INSTRUCTIONS FOR THE TASK> Copy out the listing that follows exactly, dropping every picture.

DATA PROVIDED>
·····

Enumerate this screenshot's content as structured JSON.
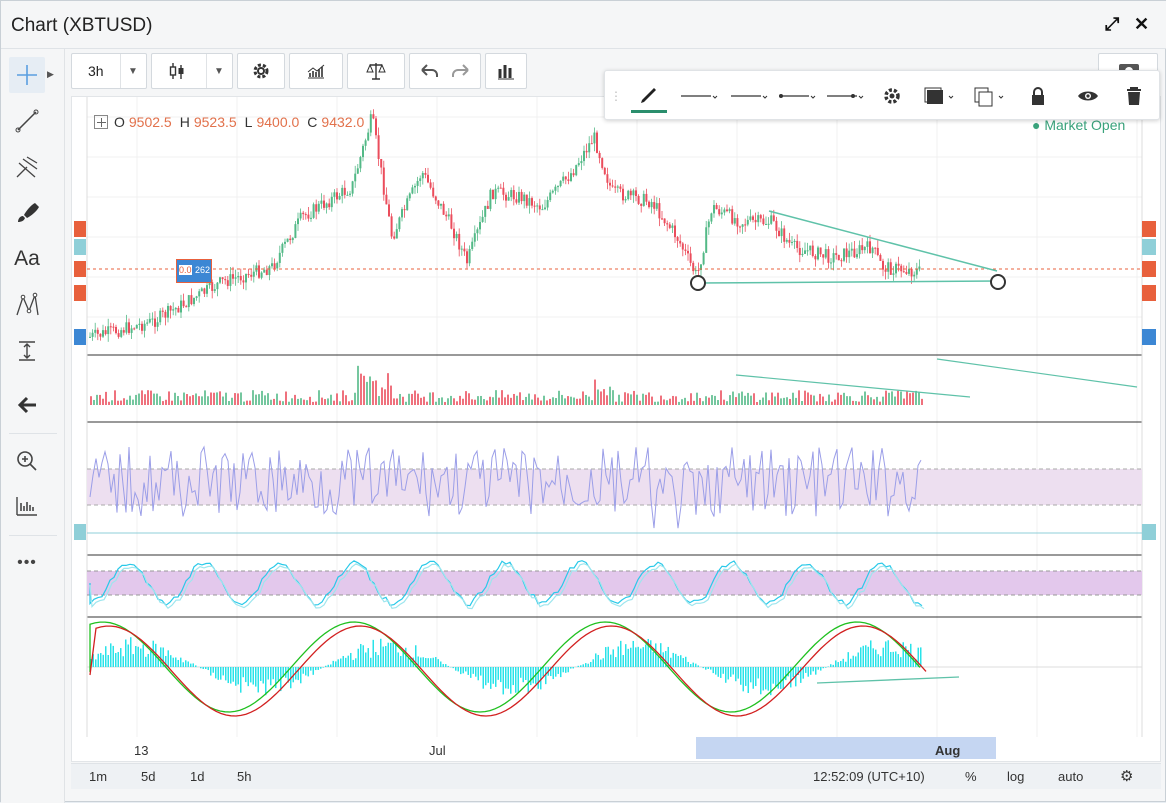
{
  "window": {
    "title": "Chart (XBTUSD)",
    "expand_icon": "expand-icon",
    "close_icon": "close-icon"
  },
  "toolbar": {
    "interval": "3h",
    "buttons": [
      "chart-type-candles-icon",
      "settings-gear-icon",
      "indicators-icon",
      "compare-balance-icon",
      "undo-icon",
      "redo-icon",
      "bars-icon"
    ]
  },
  "left_tools": [
    "crosshair-icon",
    "trendline-icon",
    "pitchfork-icon",
    "brush-icon",
    "text-icon",
    "pattern-icon",
    "measure-icon",
    "back-arrow-icon",
    "zoom-in-icon",
    "ruler-icon",
    "more-icon"
  ],
  "left_tools_text": {
    "text_tool": "Aa",
    "more": "•••"
  },
  "ohlc": {
    "o_label": "O",
    "o_value": "9502.5",
    "h_label": "H",
    "h_value": "9523.5",
    "l_label": "L",
    "l_value": "9400.0",
    "c_label": "C",
    "c_value": "9432.0"
  },
  "market_status": "● Market Open",
  "order_tag": {
    "qty_text": "0.0",
    "value_text": "262"
  },
  "draw_toolbar": [
    "pencil-icon",
    "line-style-1",
    "line-style-2",
    "line-style-3",
    "line-style-4",
    "gear-icon",
    "fill-icon",
    "clone-icon",
    "lock-icon",
    "eye-icon",
    "trash-icon"
  ],
  "x_axis": {
    "labels": [
      "13",
      "Jul",
      "Aug"
    ]
  },
  "bottom_bar": {
    "ranges": [
      "1m",
      "5d",
      "1d",
      "5h"
    ],
    "time": "12:52:09 (UTC+10)",
    "pct": "%",
    "log": "log",
    "auto": "auto",
    "settings_icon": "gear-icon"
  },
  "colors": {
    "up": "#53b987",
    "down": "#eb4d5c",
    "rsi": "#9b9ee8",
    "band_rsi": "#eddff0",
    "band_stoch": "#e3c8ec",
    "macd_hist": "#29e3e9",
    "trend": "#5fc2a9",
    "accent_blue": "#3c87d4",
    "accent_red": "#e8603c"
  }
}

·····

THE SOLUTION>
Enumerate this screenshot's content as structured JSON.
{
  "window": {
    "title": "Chart (XBTUSD)",
    "expand_icon": "expand-icon",
    "close_icon": "close-icon"
  },
  "toolbar": {
    "interval": "3h",
    "buttons": [
      "chart-type-candles-icon",
      "settings-gear-icon",
      "indicators-icon",
      "compare-balance-icon",
      "undo-icon",
      "redo-icon",
      "bars-icon"
    ]
  },
  "left_tools": [
    "crosshair-icon",
    "trendline-icon",
    "pitchfork-icon",
    "brush-icon",
    "text-icon",
    "pattern-icon",
    "measure-icon",
    "back-arrow-icon",
    "zoom-in-icon",
    "ruler-icon",
    "more-icon"
  ],
  "left_tools_text": {
    "text_tool": "Aa",
    "more": "•••"
  },
  "ohlc": {
    "o_label": "O",
    "o_value": "9502.5",
    "h_label": "H",
    "h_value": "9523.5",
    "l_label": "L",
    "l_value": "9400.0",
    "c_label": "C",
    "c_value": "9432.0"
  },
  "market_status": "● Market Open",
  "order_tag": {
    "qty_text": "0.0",
    "value_text": "262"
  },
  "draw_toolbar": [
    "pencil-icon",
    "line-style-1",
    "line-style-2",
    "line-style-3",
    "line-style-4",
    "gear-icon",
    "fill-icon",
    "clone-icon",
    "lock-icon",
    "eye-icon",
    "trash-icon"
  ],
  "x_axis": {
    "labels": [
      "13",
      "Jul",
      "Aug"
    ]
  },
  "bottom_bar": {
    "ranges": [
      "1m",
      "5d",
      "1d",
      "5h"
    ],
    "time": "12:52:09 (UTC+10)",
    "pct": "%",
    "log": "log",
    "auto": "auto",
    "settings_icon": "gear-icon"
  },
  "colors": {
    "up": "#53b987",
    "down": "#eb4d5c",
    "rsi": "#9b9ee8",
    "band_rsi": "#eddff0",
    "band_stoch": "#e3c8ec",
    "macd_hist": "#29e3e9",
    "trend": "#5fc2a9",
    "accent_blue": "#3c87d4",
    "accent_red": "#e8603c"
  }
}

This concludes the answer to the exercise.